▸ The request: Write each line exactly, from the line that holds "Transcribe this image's" through the final line of the material, and no other line.

▸ Data excerpts:
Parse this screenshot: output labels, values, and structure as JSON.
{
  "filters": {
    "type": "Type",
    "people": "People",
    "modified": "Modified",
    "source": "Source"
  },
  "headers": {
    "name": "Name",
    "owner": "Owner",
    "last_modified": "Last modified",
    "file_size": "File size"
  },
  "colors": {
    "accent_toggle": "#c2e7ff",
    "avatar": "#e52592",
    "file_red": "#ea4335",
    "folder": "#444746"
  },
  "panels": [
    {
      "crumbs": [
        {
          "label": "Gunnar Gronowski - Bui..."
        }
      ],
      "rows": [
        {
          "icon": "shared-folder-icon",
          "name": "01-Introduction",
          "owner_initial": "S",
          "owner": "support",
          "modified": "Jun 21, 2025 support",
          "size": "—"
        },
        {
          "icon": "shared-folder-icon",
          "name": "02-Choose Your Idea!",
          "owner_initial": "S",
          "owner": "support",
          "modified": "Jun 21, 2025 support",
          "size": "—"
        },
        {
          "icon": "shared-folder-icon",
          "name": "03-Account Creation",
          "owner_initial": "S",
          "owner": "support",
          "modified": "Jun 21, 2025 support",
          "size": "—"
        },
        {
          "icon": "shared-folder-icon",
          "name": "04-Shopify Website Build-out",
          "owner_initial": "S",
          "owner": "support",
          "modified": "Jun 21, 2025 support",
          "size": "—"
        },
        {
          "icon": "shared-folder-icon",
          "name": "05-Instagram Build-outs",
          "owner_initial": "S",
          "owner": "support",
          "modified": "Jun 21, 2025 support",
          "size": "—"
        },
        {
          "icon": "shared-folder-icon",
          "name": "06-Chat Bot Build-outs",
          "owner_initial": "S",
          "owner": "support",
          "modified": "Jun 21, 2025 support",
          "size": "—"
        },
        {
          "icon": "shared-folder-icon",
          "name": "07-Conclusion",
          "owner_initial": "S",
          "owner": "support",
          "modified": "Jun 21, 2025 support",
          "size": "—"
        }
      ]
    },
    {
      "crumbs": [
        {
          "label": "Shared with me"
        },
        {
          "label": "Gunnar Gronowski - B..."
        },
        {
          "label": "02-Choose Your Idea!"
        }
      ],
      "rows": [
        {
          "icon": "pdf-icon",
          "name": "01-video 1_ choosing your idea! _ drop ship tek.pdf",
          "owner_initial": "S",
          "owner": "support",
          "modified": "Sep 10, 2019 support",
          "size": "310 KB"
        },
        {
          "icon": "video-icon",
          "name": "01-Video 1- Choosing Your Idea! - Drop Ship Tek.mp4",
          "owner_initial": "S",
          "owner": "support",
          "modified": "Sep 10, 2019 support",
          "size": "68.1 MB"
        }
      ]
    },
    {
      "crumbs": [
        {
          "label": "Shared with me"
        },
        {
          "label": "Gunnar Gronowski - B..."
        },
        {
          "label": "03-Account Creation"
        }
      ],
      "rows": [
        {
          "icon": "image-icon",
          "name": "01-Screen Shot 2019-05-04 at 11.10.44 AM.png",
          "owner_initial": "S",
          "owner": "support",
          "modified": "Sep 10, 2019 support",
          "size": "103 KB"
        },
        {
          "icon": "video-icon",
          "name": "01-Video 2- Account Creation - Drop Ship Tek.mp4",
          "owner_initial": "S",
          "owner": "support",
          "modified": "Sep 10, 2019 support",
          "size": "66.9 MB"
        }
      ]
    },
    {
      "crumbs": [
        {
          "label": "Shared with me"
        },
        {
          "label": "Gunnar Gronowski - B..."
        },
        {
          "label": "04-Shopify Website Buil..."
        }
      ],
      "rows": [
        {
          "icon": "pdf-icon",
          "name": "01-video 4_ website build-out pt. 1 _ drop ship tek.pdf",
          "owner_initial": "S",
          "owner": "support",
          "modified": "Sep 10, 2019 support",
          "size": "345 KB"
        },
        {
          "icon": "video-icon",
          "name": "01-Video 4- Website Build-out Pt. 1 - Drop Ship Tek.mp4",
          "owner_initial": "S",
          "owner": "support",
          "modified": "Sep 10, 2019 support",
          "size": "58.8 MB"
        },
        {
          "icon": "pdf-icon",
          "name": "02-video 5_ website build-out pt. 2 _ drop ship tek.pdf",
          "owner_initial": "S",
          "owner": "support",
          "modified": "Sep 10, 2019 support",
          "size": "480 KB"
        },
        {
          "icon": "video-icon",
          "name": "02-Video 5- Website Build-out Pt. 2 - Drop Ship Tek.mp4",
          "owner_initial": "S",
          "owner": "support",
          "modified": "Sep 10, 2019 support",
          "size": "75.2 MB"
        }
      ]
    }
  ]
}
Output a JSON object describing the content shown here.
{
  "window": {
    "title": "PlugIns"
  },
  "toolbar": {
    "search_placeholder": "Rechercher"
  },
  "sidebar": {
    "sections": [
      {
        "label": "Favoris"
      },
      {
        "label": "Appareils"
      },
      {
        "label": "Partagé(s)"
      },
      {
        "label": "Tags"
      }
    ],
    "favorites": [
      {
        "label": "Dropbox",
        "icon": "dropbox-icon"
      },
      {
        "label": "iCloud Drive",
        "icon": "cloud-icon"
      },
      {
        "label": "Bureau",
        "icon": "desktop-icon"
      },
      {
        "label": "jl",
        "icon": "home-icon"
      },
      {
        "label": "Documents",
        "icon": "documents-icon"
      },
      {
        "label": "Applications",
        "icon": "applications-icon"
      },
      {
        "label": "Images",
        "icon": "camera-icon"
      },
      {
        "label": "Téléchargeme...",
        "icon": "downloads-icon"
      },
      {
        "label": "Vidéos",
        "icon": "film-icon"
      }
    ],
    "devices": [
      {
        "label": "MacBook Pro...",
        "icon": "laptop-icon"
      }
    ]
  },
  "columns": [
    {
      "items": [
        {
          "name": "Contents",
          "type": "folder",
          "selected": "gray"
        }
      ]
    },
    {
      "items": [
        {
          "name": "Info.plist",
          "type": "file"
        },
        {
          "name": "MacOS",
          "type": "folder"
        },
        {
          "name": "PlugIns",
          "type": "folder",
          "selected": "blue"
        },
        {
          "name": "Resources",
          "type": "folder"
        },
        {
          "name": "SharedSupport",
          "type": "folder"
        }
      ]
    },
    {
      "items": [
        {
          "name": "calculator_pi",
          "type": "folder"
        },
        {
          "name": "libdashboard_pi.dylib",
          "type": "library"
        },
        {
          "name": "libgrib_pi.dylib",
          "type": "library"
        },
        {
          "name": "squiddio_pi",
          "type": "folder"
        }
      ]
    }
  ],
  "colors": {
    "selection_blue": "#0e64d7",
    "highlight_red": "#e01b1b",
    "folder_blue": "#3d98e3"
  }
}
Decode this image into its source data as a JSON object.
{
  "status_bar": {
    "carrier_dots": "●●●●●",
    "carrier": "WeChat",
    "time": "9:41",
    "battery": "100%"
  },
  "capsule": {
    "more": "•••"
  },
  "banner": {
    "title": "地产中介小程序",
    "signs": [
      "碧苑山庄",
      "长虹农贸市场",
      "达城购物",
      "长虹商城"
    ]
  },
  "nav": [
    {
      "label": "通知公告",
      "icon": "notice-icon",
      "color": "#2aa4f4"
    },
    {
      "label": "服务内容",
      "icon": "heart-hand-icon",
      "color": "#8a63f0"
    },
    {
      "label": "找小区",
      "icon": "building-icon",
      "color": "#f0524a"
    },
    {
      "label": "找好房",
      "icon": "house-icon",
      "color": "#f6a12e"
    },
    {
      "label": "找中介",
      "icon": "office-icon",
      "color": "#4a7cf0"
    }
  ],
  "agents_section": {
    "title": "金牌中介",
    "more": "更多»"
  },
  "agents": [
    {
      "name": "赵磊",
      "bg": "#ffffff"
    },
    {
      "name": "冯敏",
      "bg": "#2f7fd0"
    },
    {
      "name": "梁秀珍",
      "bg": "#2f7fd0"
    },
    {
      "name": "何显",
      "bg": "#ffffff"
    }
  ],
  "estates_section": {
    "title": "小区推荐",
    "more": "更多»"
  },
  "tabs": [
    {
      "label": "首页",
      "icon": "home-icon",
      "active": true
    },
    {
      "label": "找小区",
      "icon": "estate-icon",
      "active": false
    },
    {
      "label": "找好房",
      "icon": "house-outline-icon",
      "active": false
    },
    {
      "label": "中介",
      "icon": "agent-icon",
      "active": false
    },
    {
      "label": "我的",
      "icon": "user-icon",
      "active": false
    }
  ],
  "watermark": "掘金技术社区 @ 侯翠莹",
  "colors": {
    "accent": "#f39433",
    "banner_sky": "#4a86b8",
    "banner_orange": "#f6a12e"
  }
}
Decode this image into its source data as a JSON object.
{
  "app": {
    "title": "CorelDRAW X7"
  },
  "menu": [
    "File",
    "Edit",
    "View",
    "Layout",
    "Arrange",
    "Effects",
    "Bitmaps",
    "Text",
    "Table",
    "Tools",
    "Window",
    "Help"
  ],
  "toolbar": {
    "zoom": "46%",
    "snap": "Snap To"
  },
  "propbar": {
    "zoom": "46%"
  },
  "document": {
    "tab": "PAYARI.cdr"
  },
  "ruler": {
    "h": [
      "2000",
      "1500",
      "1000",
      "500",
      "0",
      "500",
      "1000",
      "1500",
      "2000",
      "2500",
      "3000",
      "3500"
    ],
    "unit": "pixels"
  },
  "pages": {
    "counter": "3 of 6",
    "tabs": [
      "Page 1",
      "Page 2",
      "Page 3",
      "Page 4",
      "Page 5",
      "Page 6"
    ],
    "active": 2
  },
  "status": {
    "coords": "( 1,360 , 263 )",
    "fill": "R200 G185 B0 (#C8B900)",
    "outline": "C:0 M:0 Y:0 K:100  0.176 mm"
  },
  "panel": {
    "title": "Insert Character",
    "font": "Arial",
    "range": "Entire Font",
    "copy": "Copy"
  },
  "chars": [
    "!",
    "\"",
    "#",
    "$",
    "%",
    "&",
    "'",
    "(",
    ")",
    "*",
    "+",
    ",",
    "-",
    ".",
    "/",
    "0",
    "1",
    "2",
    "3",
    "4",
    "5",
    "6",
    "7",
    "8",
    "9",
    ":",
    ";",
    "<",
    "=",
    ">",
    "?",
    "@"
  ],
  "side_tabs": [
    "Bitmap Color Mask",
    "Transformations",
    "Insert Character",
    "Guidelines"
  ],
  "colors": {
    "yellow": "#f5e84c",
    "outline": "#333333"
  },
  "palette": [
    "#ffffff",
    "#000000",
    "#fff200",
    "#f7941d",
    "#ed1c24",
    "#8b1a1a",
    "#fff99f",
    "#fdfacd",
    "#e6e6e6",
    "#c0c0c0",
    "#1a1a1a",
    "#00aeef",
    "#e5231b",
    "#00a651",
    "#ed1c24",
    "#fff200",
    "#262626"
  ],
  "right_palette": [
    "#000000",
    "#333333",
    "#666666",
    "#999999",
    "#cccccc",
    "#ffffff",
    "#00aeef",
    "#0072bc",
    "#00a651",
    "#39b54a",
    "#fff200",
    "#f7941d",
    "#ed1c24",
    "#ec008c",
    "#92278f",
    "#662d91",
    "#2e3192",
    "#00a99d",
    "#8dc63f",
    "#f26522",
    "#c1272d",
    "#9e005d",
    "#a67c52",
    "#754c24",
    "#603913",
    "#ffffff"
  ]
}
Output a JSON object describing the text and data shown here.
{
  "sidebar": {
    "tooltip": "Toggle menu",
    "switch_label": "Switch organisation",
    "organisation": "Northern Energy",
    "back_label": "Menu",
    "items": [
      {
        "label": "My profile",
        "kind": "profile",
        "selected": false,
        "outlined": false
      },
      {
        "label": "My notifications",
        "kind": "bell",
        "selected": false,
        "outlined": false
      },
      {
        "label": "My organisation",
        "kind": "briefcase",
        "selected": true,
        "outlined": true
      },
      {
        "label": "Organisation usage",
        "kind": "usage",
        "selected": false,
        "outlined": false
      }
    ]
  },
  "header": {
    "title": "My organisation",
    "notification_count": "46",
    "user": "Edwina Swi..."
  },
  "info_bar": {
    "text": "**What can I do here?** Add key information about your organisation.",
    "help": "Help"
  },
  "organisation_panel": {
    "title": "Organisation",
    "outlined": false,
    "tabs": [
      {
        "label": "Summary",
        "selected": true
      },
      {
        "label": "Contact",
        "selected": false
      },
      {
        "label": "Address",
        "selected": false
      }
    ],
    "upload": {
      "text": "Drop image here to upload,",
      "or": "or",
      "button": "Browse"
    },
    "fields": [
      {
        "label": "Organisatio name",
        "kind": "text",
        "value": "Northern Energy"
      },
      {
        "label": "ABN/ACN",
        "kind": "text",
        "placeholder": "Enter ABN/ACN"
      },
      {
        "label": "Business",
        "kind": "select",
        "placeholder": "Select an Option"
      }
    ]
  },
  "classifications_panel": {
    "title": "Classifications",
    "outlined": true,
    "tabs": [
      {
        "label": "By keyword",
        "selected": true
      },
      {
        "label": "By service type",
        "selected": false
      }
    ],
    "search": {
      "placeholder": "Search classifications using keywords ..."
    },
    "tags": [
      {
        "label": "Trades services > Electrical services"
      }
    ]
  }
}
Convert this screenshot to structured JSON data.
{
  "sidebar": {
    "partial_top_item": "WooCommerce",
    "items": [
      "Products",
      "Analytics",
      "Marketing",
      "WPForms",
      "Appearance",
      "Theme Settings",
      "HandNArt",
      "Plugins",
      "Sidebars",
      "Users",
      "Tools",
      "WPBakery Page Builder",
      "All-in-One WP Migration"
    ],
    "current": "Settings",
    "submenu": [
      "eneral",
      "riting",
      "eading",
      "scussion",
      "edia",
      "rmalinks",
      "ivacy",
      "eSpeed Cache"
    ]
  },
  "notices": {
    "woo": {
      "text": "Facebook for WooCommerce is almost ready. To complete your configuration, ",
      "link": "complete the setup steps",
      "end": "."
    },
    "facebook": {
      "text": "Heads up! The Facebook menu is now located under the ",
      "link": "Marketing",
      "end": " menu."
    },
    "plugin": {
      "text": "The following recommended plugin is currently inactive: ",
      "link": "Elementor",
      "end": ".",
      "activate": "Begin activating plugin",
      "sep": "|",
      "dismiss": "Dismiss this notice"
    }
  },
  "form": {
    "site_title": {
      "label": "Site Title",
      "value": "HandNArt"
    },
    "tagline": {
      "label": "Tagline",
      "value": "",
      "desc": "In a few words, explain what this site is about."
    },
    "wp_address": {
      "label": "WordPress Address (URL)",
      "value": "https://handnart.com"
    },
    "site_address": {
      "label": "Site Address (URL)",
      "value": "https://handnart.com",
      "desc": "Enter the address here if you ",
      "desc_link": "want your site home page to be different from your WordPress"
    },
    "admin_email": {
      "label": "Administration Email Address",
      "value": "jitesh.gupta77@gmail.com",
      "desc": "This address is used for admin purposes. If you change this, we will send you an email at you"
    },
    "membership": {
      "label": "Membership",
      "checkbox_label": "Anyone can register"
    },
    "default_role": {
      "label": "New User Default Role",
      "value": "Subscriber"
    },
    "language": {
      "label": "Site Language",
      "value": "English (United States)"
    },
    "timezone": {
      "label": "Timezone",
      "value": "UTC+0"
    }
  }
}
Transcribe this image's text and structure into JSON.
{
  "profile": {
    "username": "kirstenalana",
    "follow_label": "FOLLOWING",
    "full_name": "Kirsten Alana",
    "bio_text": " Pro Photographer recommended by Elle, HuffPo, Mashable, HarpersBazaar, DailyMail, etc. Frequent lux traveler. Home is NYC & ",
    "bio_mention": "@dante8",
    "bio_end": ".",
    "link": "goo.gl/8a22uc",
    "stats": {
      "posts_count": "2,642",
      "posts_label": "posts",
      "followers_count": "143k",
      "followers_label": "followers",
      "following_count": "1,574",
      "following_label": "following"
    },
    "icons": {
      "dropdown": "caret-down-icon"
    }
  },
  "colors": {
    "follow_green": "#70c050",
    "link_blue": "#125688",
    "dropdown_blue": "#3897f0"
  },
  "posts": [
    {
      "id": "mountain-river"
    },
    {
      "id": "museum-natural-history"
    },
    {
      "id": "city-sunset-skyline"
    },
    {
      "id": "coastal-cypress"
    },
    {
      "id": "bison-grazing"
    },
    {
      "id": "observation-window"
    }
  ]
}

▸ Finished exercise:
Transcribe this image's text and structure into JSON.
{
  "profile": {
    "username": "kirstenalana",
    "follow_label": "FOLLOWING",
    "full_name": "Kirsten Alana",
    "bio_text": " Pro Photographer recommended by Elle, HuffPo, Mashable, HarpersBazaar, DailyMail, etc. Frequent lux traveler. Home is NYC & ",
    "bio_mention": "@dante8",
    "bio_end": ".",
    "link": "goo.gl/8a22uc",
    "stats": {
      "posts_count": "2,642",
      "posts_label": "posts",
      "followers_count": "143k",
      "followers_label": "followers",
      "following_count": "1,574",
      "following_label": "following"
    },
    "icons": {
      "dropdown": "caret-down-icon"
    }
  },
  "colors": {
    "follow_green": "#70c050",
    "link_blue": "#125688",
    "dropdown_blue": "#3897f0"
  },
  "posts": [
    {
      "id": "mountain-river"
    },
    {
      "id": "museum-natural-history"
    },
    {
      "id": "city-sunset-skyline"
    },
    {
      "id": "coastal-cypress"
    },
    {
      "id": "bison-grazing"
    },
    {
      "id": "observation-window"
    }
  ]
}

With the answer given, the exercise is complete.